▶ _Goal of the exercise_: What follows is a listing; restate every line of it word for word.

▶ _Provided information_:
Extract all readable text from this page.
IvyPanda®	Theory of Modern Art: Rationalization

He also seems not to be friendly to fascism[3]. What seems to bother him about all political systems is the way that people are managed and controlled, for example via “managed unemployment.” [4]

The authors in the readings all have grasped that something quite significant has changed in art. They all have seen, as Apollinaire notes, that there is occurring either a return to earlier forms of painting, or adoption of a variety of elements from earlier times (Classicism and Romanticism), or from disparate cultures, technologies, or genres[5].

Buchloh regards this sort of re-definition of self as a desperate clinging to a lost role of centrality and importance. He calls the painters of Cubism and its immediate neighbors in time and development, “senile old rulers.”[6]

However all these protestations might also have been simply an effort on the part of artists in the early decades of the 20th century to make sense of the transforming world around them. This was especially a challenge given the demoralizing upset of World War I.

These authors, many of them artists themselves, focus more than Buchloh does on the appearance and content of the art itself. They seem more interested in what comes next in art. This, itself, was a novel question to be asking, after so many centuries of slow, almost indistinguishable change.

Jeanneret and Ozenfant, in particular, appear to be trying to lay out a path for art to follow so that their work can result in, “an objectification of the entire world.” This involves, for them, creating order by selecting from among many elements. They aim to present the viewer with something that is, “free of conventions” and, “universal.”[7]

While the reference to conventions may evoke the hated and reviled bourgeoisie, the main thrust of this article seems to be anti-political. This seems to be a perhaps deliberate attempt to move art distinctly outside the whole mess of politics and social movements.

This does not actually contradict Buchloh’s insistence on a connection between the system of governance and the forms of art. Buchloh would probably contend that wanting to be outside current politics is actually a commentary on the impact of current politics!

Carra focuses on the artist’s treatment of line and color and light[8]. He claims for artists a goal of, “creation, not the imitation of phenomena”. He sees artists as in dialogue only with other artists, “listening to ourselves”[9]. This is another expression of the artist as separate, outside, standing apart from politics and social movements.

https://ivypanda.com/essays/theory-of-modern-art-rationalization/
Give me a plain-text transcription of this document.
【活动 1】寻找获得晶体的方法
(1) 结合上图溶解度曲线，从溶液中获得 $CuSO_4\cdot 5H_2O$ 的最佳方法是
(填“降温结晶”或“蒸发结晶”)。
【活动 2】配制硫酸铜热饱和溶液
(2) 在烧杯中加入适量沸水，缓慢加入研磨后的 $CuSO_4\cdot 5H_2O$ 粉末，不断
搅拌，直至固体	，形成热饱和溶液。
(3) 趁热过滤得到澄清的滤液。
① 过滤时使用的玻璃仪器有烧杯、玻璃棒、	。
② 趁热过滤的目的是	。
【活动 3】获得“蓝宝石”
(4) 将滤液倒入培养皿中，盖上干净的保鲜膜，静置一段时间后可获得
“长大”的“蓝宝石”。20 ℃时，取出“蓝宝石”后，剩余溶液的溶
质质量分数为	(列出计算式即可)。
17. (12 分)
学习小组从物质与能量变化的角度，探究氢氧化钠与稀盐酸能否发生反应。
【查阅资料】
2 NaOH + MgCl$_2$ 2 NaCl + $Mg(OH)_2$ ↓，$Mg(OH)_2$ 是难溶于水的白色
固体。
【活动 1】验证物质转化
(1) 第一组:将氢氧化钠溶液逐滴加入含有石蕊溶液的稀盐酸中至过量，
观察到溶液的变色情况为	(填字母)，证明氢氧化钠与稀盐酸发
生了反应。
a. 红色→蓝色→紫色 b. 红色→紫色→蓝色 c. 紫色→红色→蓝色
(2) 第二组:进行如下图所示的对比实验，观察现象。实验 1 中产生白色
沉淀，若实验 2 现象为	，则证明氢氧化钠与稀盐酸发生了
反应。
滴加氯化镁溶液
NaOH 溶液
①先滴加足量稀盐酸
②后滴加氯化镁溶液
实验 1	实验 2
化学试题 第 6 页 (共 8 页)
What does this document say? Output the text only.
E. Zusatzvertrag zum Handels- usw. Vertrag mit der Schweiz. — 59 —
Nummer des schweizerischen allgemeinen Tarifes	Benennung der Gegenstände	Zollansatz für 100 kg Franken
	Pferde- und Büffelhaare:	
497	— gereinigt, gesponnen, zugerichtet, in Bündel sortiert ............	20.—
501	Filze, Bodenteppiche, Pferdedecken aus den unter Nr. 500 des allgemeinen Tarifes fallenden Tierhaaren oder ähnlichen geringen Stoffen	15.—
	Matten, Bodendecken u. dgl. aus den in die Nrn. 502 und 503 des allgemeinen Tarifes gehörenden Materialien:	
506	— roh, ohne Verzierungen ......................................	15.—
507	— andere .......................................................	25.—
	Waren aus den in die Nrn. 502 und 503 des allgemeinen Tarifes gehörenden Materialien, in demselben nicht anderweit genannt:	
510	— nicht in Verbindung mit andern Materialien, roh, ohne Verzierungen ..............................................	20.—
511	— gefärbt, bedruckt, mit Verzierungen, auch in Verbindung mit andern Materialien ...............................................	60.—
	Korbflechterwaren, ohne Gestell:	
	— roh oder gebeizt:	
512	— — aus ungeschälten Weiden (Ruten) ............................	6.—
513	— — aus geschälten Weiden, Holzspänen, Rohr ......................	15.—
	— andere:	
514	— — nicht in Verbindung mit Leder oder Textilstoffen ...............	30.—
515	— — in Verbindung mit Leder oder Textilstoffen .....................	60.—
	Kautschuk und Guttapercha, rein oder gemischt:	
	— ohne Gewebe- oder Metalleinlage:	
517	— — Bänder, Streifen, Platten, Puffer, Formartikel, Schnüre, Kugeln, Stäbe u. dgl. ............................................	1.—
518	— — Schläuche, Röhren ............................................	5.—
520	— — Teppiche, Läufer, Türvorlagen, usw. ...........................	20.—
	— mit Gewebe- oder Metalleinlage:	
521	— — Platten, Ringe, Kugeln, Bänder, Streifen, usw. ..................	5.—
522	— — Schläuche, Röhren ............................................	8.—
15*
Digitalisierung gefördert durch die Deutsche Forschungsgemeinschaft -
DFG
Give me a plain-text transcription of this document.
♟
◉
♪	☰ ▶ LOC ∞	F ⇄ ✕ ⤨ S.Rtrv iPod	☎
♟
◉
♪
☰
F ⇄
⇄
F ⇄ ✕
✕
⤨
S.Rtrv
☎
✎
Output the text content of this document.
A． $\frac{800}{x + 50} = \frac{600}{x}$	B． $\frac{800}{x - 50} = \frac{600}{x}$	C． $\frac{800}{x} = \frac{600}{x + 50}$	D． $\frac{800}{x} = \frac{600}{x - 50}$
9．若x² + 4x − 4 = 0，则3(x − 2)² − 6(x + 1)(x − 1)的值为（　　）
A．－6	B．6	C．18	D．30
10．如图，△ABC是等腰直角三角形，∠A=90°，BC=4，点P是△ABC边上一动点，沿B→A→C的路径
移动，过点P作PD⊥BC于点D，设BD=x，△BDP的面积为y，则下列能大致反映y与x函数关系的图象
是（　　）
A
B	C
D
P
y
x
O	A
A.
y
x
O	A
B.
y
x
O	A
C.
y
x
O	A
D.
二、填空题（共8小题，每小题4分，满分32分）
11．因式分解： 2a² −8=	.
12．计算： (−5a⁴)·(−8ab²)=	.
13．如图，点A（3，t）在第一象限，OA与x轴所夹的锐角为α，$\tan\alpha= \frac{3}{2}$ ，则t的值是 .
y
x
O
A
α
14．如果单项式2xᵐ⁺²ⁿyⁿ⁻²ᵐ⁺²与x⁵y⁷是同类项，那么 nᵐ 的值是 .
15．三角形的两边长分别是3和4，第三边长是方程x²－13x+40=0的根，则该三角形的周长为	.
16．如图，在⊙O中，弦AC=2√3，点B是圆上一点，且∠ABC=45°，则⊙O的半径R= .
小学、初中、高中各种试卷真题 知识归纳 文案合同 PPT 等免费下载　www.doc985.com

▶ _Correct response_:
Extract all readable text from this page.
IvyPanda®	Theory of Modern Art: Rationalization

He also seems not to be friendly to fascism[3]. What seems to bother him about all political systems is the way that people are managed and controlled, for example via “managed unemployment.” [4]

The authors in the readings all have grasped that something quite significant has changed in art. They all have seen, as Apollinaire notes, that there is occurring either a return to earlier forms of painting, or adoption of a variety of elements from earlier times (Classicism and Romanticism), or from disparate cultures, technologies, or genres[5].

Buchloh regards this sort of re-definition of self as a desperate clinging to a lost role of centrality and importance. He calls the painters of Cubism and its immediate neighbors in time and development, “senile old rulers.”[6]

However all these protestations might also have been simply an effort on the part of artists in the early decades of the 20th century to make sense of the transforming world around them. This was especially a challenge given the demoralizing upset of World War I.

These authors, many of them artists themselves, focus more than Buchloh does on the appearance and content of the art itself. They seem more interested in what comes next in art. This, itself, was a novel question to be asking, after so many centuries of slow, almost indistinguishable change.

Jeanneret and Ozenfant, in particular, appear to be trying to lay out a path for art to follow so that their work can result in, “an objectification of the entire world.” This involves, for them, creating order by selecting from among many elements. They aim to present the viewer with something that is, “free of conventions” and, “universal.”[7]

While the reference to conventions may evoke the hated and reviled bourgeoisie, the main thrust of this article seems to be anti-political. This seems to be a perhaps deliberate attempt to move art distinctly outside the whole mess of politics and social movements.

This does not actually contradict Buchloh’s insistence on a connection between the system of governance and the forms of art. Buchloh would probably contend that wanting to be outside current politics is actually a commentary on the impact of current politics!

Carra focuses on the artist’s treatment of line and color and light[8]. He claims for artists a goal of, “creation, not the imitation of phenomena”. He sees artists as in dialogue only with other artists, “listening to ourselves”[9]. This is another expression of the artist as separate, outside, standing apart from politics and social movements.

https://ivypanda.com/essays/theory-of-modern-art-rationalization/
Give me a plain-text transcription of this document.
【活动 1】寻找获得晶体的方法
(1) 结合上图溶解度曲线，从溶液中获得 $CuSO_4\cdot 5H_2O$ 的最佳方法是
(填“降温结晶”或“蒸发结晶”)。
【活动 2】配制硫酸铜热饱和溶液
(2) 在烧杯中加入适量沸水，缓慢加入研磨后的 $CuSO_4\cdot 5H_2O$ 粉末，不断
搅拌，直至固体	，形成热饱和溶液。
(3) 趁热过滤得到澄清的滤液。
① 过滤时使用的玻璃仪器有烧杯、玻璃棒、	。
② 趁热过滤的目的是	。
【活动 3】获得“蓝宝石”
(4) 将滤液倒入培养皿中，盖上干净的保鲜膜，静置一段时间后可获得
“长大”的“蓝宝石”。20 ℃时，取出“蓝宝石”后，剩余溶液的溶
质质量分数为	(列出计算式即可)。
17. (12 分)
学习小组从物质与能量变化的角度，探究氢氧化钠与稀盐酸能否发生反应。
【查阅资料】
2 NaOH + MgCl$_2$ 2 NaCl + $Mg(OH)_2$ ↓，$Mg(OH)_2$ 是难溶于水的白色
固体。
【活动 1】验证物质转化
(1) 第一组:将氢氧化钠溶液逐滴加入含有石蕊溶液的稀盐酸中至过量，
观察到溶液的变色情况为	(填字母)，证明氢氧化钠与稀盐酸发
生了反应。
a. 红色→蓝色→紫色 b. 红色→紫色→蓝色 c. 紫色→红色→蓝色
(2) 第二组:进行如下图所示的对比实验，观察现象。实验 1 中产生白色
沉淀，若实验 2 现象为	，则证明氢氧化钠与稀盐酸发生了
反应。
滴加氯化镁溶液
NaOH 溶液
①先滴加足量稀盐酸
②后滴加氯化镁溶液
实验 1	实验 2
化学试题 第 6 页 (共 8 页)
What does this document say? Output the text only.
E. Zusatzvertrag zum Handels- usw. Vertrag mit der Schweiz. — 59 —
Nummer des schweizerischen allgemeinen Tarifes	Benennung der Gegenstände	Zollansatz für 100 kg Franken
	Pferde- und Büffelhaare:	
497	— gereinigt, gesponnen, zugerichtet, in Bündel sortiert ............	20.—
501	Filze, Bodenteppiche, Pferdedecken aus den unter Nr. 500 des allgemeinen Tarifes fallenden Tierhaaren oder ähnlichen geringen Stoffen	15.—
	Matten, Bodendecken u. dgl. aus den in die Nrn. 502 und 503 des allgemeinen Tarifes gehörenden Materialien:	
506	— roh, ohne Verzierungen ......................................	15.—
507	— andere .......................................................	25.—
	Waren aus den in die Nrn. 502 und 503 des allgemeinen Tarifes gehörenden Materialien, in demselben nicht anderweit genannt:	
510	— nicht in Verbindung mit andern Materialien, roh, ohne Verzierungen ..............................................	20.—
511	— gefärbt, bedruckt, mit Verzierungen, auch in Verbindung mit andern Materialien ...............................................	60.—
	Korbflechterwaren, ohne Gestell:	
	— roh oder gebeizt:	
512	— — aus ungeschälten Weiden (Ruten) ............................	6.—
513	— — aus geschälten Weiden, Holzspänen, Rohr ......................	15.—
	— andere:	
514	— — nicht in Verbindung mit Leder oder Textilstoffen ...............	30.—
515	— — in Verbindung mit Leder oder Textilstoffen .....................	60.—
	Kautschuk und Guttapercha, rein oder gemischt:	
	— ohne Gewebe- oder Metalleinlage:	
517	— — Bänder, Streifen, Platten, Puffer, Formartikel, Schnüre, Kugeln, Stäbe u. dgl. ............................................	1.—
518	— — Schläuche, Röhren ............................................	5.—
520	— — Teppiche, Läufer, Türvorlagen, usw. ...........................	20.—
	— mit Gewebe- oder Metalleinlage:	
521	— — Platten, Ringe, Kugeln, Bänder, Streifen, usw. ..................	5.—
522	— — Schläuche, Röhren ............................................	8.—
15*
Digitalisierung gefördert durch die Deutsche Forschungsgemeinschaft -
DFG
Give me a plain-text transcription of this document.
♟
◉
♪	☰ ▶ LOC ∞	F ⇄ ✕ ⤨ S.Rtrv iPod	☎
♟
◉
♪
☰
F ⇄
⇄
F ⇄ ✕
✕
⤨
S.Rtrv
☎
✎
Output the text content of this document.
A． $\frac{800}{x + 50} = \frac{600}{x}$	B． $\frac{800}{x - 50} = \frac{600}{x}$	C． $\frac{800}{x} = \frac{600}{x + 50}$	D． $\frac{800}{x} = \frac{600}{x - 50}$
9．若x² + 4x − 4 = 0，则3(x − 2)² − 6(x + 1)(x − 1)的值为（　　）
A．－6	B．6	C．18	D．30
10．如图，△ABC是等腰直角三角形，∠A=90°，BC=4，点P是△ABC边上一动点，沿B→A→C的路径
移动，过点P作PD⊥BC于点D，设BD=x，△BDP的面积为y，则下列能大致反映y与x函数关系的图象
是（　　）
A
B	C
D
P
y
x
O	A
A.
y
x
O	A
B.
y
x
O	A
C.
y
x
O	A
D.
二、填空题（共8小题，每小题4分，满分32分）
11．因式分解： 2a² −8=	.
12．计算： (−5a⁴)·(−8ab²)=	.
13．如图，点A（3，t）在第一象限，OA与x轴所夹的锐角为α，$\tan\alpha= \frac{3}{2}$ ，则t的值是 .
y
x
O
A
α
14．如果单项式2xᵐ⁺²ⁿyⁿ⁻²ᵐ⁺²与x⁵y⁷是同类项，那么 nᵐ 的值是 .
15．三角形的两边长分别是3和4，第三边长是方程x²－13x+40=0的根，则该三角形的周长为	.
16．如图，在⊙O中，弦AC=2√3，点B是圆上一点，且∠ABC=45°，则⊙O的半径R= .
小学、初中、高中各种试卷真题 知识归纳 文案合同 PPT 等免费下载　www.doc985.com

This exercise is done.